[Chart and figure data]
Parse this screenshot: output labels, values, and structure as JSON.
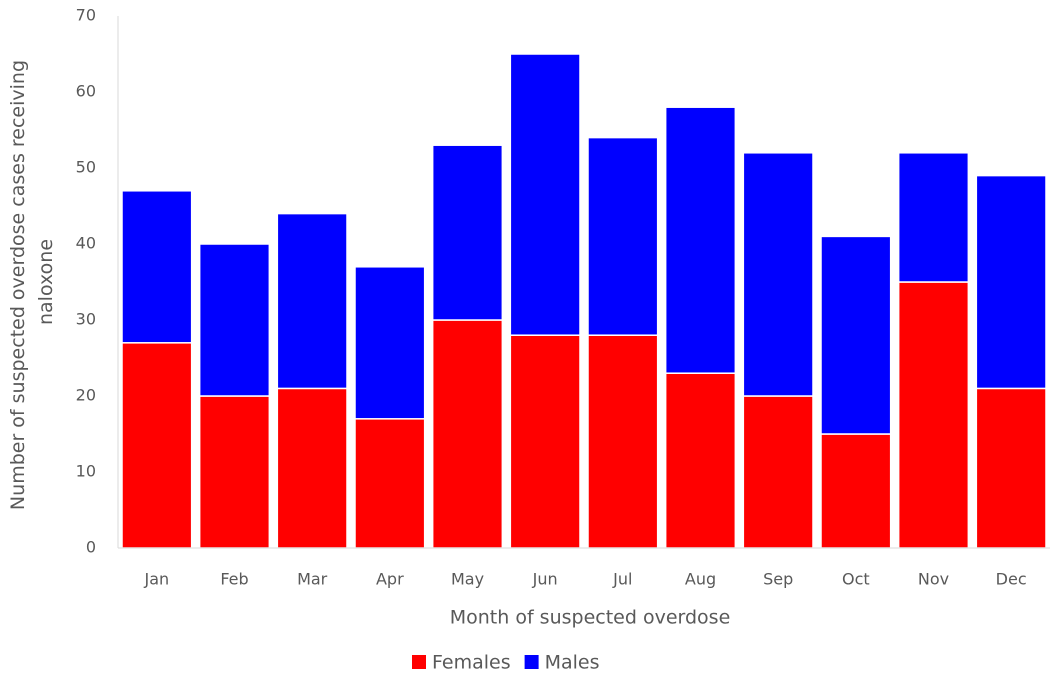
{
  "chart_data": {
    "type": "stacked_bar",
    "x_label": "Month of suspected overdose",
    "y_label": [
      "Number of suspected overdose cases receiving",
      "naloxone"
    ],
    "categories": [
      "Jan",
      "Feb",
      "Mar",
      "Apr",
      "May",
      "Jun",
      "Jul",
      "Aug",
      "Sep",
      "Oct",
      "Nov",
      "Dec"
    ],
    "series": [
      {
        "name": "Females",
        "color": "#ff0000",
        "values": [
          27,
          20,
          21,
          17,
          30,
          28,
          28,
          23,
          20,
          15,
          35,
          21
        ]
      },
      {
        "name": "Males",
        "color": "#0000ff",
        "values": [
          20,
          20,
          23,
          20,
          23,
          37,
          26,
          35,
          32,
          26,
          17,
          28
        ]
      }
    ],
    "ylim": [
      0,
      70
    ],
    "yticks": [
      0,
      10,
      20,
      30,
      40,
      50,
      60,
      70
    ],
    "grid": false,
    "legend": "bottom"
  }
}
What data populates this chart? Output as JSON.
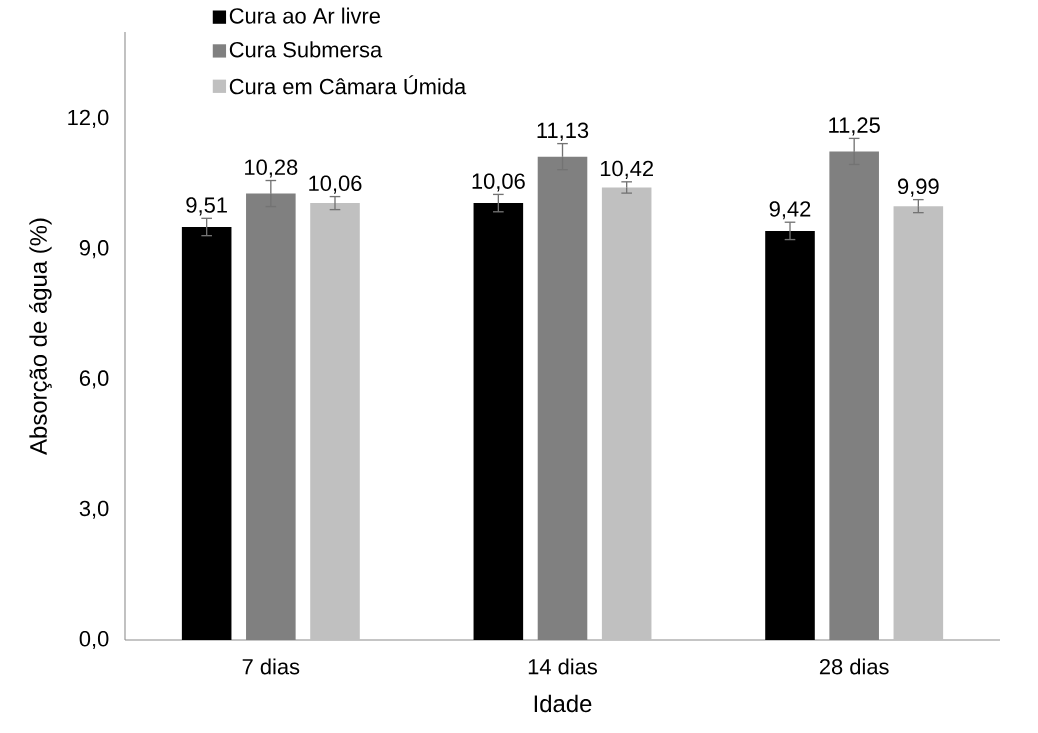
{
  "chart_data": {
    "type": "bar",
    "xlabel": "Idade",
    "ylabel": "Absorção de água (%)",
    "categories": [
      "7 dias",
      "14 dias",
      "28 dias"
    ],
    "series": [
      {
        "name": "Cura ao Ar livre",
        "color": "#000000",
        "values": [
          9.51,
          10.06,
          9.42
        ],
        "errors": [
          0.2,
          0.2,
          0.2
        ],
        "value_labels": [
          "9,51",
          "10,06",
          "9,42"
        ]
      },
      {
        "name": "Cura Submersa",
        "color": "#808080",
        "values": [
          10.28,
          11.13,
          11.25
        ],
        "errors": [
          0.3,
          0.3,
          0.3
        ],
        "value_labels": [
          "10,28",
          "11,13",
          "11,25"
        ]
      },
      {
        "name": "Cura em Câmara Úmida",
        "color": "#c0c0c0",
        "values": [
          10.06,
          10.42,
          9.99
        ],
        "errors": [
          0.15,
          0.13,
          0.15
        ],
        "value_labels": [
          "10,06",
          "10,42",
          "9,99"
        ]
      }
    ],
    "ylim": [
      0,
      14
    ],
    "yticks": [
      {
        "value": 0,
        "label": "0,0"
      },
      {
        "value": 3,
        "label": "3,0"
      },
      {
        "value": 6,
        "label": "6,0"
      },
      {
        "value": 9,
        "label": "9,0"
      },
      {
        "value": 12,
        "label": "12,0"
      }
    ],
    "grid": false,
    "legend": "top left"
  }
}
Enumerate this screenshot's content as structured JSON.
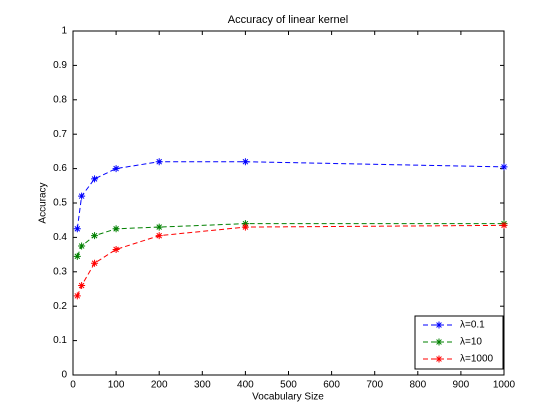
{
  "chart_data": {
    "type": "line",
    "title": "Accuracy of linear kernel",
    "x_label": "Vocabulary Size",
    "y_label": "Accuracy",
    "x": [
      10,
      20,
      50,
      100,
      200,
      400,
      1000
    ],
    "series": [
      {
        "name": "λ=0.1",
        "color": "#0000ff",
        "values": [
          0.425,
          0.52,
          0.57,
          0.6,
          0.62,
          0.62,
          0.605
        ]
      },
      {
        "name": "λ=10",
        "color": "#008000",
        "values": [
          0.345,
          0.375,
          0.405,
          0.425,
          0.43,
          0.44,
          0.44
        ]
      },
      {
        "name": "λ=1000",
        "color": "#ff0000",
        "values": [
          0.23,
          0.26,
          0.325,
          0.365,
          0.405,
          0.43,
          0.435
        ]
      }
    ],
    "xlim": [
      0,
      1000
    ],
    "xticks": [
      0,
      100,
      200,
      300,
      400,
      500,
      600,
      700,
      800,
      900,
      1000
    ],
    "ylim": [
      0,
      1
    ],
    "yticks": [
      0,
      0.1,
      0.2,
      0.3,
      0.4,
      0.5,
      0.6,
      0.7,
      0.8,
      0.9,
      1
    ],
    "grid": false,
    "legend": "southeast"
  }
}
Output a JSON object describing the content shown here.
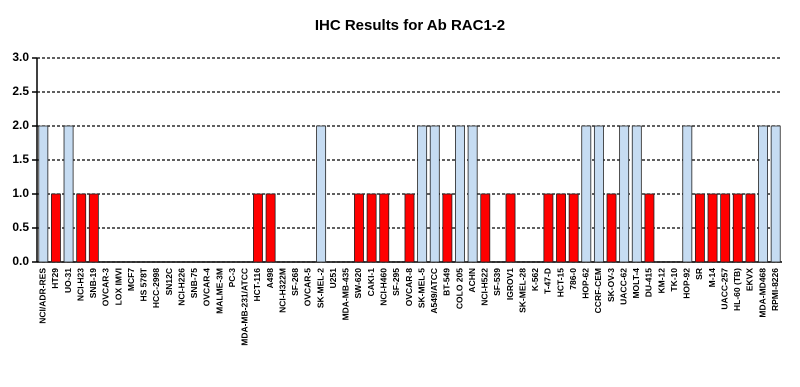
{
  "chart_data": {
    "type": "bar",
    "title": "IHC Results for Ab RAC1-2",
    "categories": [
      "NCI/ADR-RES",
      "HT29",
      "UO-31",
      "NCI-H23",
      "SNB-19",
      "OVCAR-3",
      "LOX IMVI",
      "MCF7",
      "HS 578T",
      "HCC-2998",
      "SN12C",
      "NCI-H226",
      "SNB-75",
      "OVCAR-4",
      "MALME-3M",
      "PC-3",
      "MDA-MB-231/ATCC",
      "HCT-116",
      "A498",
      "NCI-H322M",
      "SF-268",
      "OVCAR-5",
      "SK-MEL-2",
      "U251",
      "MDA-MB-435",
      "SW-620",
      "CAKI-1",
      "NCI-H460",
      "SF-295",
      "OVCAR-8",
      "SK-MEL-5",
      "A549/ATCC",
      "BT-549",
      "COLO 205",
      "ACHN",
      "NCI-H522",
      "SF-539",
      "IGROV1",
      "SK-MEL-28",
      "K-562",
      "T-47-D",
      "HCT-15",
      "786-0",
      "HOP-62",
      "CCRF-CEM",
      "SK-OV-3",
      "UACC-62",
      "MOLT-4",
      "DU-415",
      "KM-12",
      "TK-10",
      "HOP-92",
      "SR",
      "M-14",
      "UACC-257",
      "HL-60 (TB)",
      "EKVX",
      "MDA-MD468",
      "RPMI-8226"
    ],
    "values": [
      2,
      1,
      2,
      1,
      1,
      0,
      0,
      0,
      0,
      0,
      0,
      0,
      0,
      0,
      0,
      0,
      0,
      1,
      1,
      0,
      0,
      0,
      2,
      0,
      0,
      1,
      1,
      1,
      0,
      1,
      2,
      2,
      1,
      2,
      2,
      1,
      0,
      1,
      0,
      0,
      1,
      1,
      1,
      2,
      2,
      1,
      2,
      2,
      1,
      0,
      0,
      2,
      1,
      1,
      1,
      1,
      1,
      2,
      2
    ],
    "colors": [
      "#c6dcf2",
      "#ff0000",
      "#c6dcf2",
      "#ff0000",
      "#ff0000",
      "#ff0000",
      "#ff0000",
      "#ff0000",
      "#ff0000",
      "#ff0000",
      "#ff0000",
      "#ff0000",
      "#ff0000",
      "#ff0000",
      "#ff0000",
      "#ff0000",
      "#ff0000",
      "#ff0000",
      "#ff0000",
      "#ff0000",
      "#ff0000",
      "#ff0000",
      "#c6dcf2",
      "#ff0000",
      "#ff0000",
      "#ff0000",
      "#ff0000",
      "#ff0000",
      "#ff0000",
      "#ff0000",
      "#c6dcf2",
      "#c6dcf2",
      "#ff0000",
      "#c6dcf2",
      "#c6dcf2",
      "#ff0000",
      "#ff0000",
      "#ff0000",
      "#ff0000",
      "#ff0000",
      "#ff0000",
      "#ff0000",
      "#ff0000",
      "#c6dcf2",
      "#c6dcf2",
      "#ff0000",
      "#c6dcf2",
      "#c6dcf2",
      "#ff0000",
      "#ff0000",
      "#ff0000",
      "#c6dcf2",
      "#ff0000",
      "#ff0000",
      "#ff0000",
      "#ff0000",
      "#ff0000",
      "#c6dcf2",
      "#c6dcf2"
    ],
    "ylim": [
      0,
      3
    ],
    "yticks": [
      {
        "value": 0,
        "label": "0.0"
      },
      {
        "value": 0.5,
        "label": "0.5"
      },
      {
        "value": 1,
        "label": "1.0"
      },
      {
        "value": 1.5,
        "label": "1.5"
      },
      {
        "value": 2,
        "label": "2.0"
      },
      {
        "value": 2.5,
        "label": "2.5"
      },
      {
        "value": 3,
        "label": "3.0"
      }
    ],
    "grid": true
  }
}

==

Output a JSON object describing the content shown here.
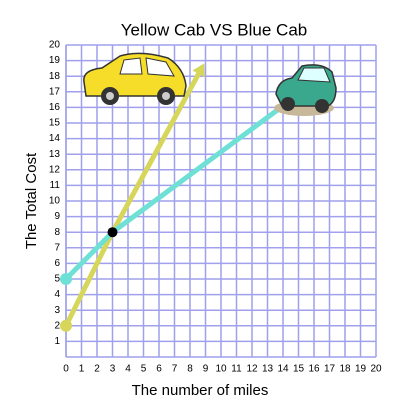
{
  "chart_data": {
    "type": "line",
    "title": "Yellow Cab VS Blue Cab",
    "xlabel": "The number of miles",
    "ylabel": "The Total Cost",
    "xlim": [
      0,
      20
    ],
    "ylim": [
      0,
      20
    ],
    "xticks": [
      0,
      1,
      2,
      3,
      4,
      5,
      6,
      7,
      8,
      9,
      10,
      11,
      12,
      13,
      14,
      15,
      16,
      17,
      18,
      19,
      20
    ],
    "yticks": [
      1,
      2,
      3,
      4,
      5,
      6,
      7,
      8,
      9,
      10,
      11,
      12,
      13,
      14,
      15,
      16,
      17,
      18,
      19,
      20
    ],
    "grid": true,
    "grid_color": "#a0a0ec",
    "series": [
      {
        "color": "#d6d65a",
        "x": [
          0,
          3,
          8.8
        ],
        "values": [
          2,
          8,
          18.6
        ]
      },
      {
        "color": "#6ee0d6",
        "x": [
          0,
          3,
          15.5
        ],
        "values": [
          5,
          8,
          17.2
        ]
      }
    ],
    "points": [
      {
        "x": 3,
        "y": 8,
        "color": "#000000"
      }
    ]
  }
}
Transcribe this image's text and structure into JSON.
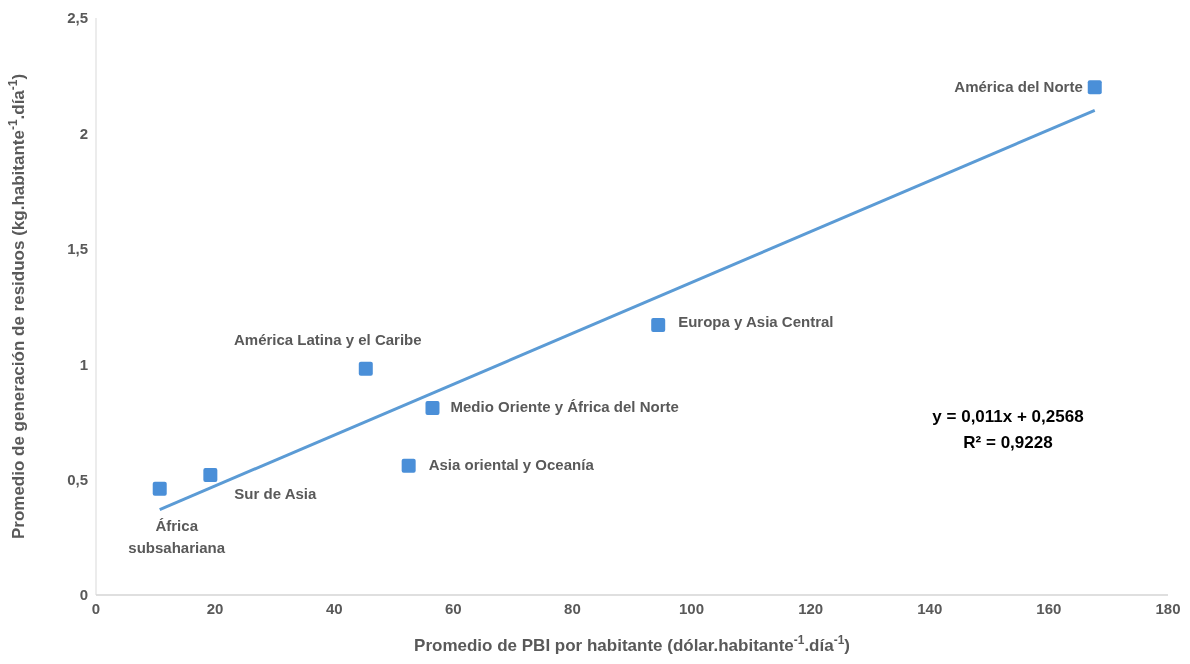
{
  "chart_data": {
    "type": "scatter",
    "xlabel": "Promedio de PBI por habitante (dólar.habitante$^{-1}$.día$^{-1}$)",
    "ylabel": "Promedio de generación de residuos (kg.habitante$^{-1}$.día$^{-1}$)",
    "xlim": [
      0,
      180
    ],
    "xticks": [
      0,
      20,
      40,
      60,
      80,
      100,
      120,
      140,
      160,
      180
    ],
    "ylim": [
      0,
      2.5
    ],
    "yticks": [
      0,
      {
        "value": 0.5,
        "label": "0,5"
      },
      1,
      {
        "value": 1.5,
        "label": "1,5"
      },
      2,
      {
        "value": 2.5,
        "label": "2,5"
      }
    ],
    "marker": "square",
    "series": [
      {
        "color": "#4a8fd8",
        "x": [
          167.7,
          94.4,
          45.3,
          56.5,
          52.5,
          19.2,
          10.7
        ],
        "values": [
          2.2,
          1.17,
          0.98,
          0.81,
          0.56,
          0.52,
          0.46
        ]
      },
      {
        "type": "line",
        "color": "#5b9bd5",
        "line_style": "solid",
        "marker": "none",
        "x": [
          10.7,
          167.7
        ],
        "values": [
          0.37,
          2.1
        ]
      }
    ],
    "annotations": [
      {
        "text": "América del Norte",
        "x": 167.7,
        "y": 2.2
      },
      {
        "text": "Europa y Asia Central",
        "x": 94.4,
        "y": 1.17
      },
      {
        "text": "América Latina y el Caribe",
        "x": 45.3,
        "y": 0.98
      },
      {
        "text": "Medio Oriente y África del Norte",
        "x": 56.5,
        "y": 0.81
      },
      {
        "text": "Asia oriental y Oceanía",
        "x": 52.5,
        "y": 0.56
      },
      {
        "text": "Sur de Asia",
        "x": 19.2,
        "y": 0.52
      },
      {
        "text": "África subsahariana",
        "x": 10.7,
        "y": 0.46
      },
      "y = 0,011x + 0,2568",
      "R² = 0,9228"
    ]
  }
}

Set exercise: Check each line of the records above for "name", and copy those that have it.

The answer:
        "name": "Females",
        "name": "Males",
        "name": "Cura ao Ar livre",
        "name": "Cura Submersa",
        "name": "Cura em Câmara Úmida",
        "name": "λ=0.1",
        "name": "λ=10",
        "name": "λ=1000",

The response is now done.